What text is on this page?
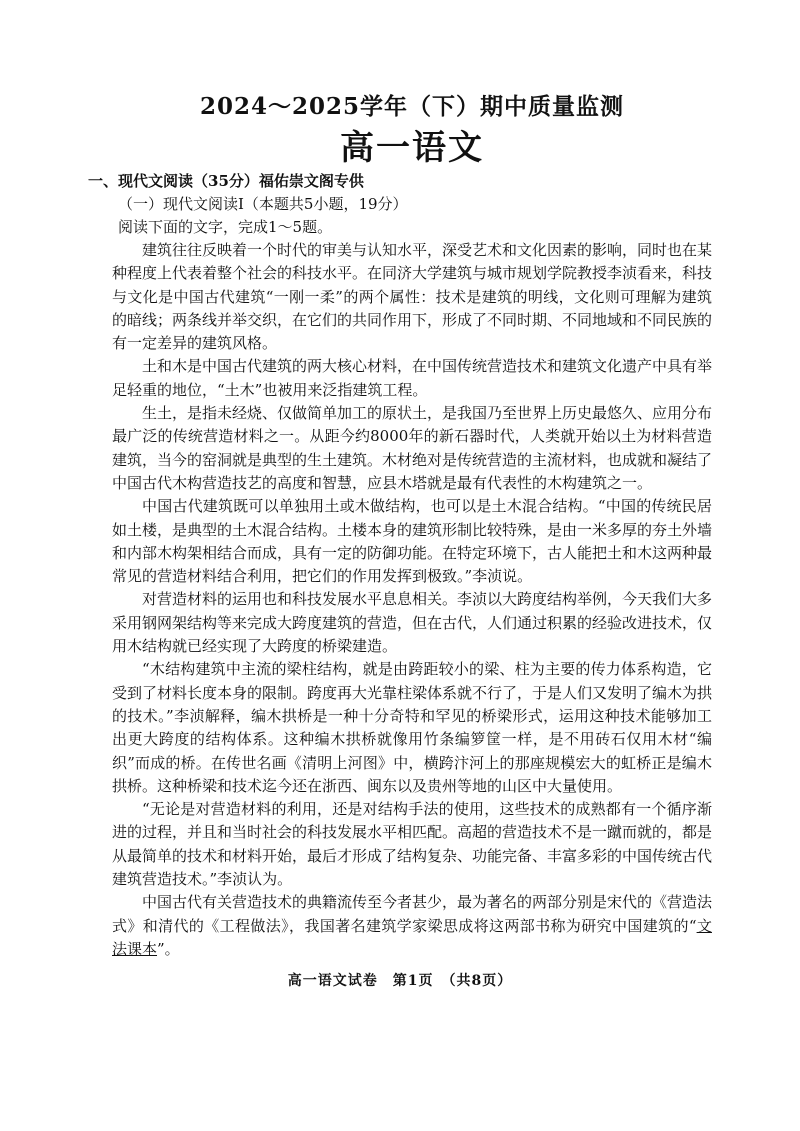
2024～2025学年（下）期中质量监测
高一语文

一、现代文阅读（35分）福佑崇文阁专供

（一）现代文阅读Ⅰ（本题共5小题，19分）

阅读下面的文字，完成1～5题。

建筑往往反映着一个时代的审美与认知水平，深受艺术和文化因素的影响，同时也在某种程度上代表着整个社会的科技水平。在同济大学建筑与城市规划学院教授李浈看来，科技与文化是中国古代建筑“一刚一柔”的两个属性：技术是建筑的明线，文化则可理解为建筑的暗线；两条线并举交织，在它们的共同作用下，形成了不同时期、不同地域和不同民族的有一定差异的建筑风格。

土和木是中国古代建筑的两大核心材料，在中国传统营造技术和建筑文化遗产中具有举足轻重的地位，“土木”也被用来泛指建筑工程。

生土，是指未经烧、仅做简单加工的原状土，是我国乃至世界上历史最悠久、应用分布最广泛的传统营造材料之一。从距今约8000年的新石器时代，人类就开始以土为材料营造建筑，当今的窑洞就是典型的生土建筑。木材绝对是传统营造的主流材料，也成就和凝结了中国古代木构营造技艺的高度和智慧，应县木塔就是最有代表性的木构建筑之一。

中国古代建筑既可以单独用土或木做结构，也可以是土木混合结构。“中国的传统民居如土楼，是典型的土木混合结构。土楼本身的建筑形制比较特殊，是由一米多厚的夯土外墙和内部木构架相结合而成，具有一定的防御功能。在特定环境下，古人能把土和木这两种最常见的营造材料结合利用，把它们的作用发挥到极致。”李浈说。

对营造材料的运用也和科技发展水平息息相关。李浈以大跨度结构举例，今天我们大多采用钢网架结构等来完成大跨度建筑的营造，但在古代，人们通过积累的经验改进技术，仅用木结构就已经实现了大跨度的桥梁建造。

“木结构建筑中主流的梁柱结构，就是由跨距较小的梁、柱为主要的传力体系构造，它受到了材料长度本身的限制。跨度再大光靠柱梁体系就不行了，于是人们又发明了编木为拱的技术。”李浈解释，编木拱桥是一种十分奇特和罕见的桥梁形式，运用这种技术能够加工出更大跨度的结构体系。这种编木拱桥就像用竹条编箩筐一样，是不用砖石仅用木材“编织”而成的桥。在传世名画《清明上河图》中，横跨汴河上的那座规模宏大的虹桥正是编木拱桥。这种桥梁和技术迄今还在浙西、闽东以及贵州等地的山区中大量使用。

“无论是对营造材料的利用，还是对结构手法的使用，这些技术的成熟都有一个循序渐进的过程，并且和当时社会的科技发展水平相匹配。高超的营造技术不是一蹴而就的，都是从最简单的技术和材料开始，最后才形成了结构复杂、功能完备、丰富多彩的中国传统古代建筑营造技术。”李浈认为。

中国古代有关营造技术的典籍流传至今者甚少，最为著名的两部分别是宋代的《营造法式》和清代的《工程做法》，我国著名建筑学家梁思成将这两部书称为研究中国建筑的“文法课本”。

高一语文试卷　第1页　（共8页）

===

### Request:
Repeat the entries exactly. Pictures are excluded from the copy.

### Finished task:
What text is on this page?
2024～2025学年（下）期中质量监测
高一语文

一、现代文阅读（35分）福佑崇文阁专供

（一）现代文阅读Ⅰ（本题共5小题，19分）

阅读下面的文字，完成1～5题。

建筑往往反映着一个时代的审美与认知水平，深受艺术和文化因素的影响，同时也在某种程度上代表着整个社会的科技水平。在同济大学建筑与城市规划学院教授李浈看来，科技与文化是中国古代建筑“一刚一柔”的两个属性：技术是建筑的明线，文化则可理解为建筑的暗线；两条线并举交织，在它们的共同作用下，形成了不同时期、不同地域和不同民族的有一定差异的建筑风格。

土和木是中国古代建筑的两大核心材料，在中国传统营造技术和建筑文化遗产中具有举足轻重的地位，“土木”也被用来泛指建筑工程。

生土，是指未经烧、仅做简单加工的原状土，是我国乃至世界上历史最悠久、应用分布最广泛的传统营造材料之一。从距今约8000年的新石器时代，人类就开始以土为材料营造建筑，当今的窑洞就是典型的生土建筑。木材绝对是传统营造的主流材料，也成就和凝结了中国古代木构营造技艺的高度和智慧，应县木塔就是最有代表性的木构建筑之一。

中国古代建筑既可以单独用土或木做结构，也可以是土木混合结构。“中国的传统民居如土楼，是典型的土木混合结构。土楼本身的建筑形制比较特殊，是由一米多厚的夯土外墙和内部木构架相结合而成，具有一定的防御功能。在特定环境下，古人能把土和木这两种最常见的营造材料结合利用，把它们的作用发挥到极致。”李浈说。

对营造材料的运用也和科技发展水平息息相关。李浈以大跨度结构举例，今天我们大多采用钢网架结构等来完成大跨度建筑的营造，但在古代，人们通过积累的经验改进技术，仅用木结构就已经实现了大跨度的桥梁建造。

“木结构建筑中主流的梁柱结构，就是由跨距较小的梁、柱为主要的传力体系构造，它受到了材料长度本身的限制。跨度再大光靠柱梁体系就不行了，于是人们又发明了编木为拱的技术。”李浈解释，编木拱桥是一种十分奇特和罕见的桥梁形式，运用这种技术能够加工出更大跨度的结构体系。这种编木拱桥就像用竹条编箩筐一样，是不用砖石仅用木材“编织”而成的桥。在传世名画《清明上河图》中，横跨汴河上的那座规模宏大的虹桥正是编木拱桥。这种桥梁和技术迄今还在浙西、闽东以及贵州等地的山区中大量使用。

“无论是对营造材料的利用，还是对结构手法的使用，这些技术的成熟都有一个循序渐进的过程，并且和当时社会的科技发展水平相匹配。高超的营造技术不是一蹴而就的，都是从最简单的技术和材料开始，最后才形成了结构复杂、功能完备、丰富多彩的中国传统古代建筑营造技术。”李浈认为。

中国古代有关营造技术的典籍流传至今者甚少，最为著名的两部分别是宋代的《营造法式》和清代的《工程做法》，我国著名建筑学家梁思成将这两部书称为研究中国建筑的“文法课本”。

高一语文试卷　第1页　（共8页）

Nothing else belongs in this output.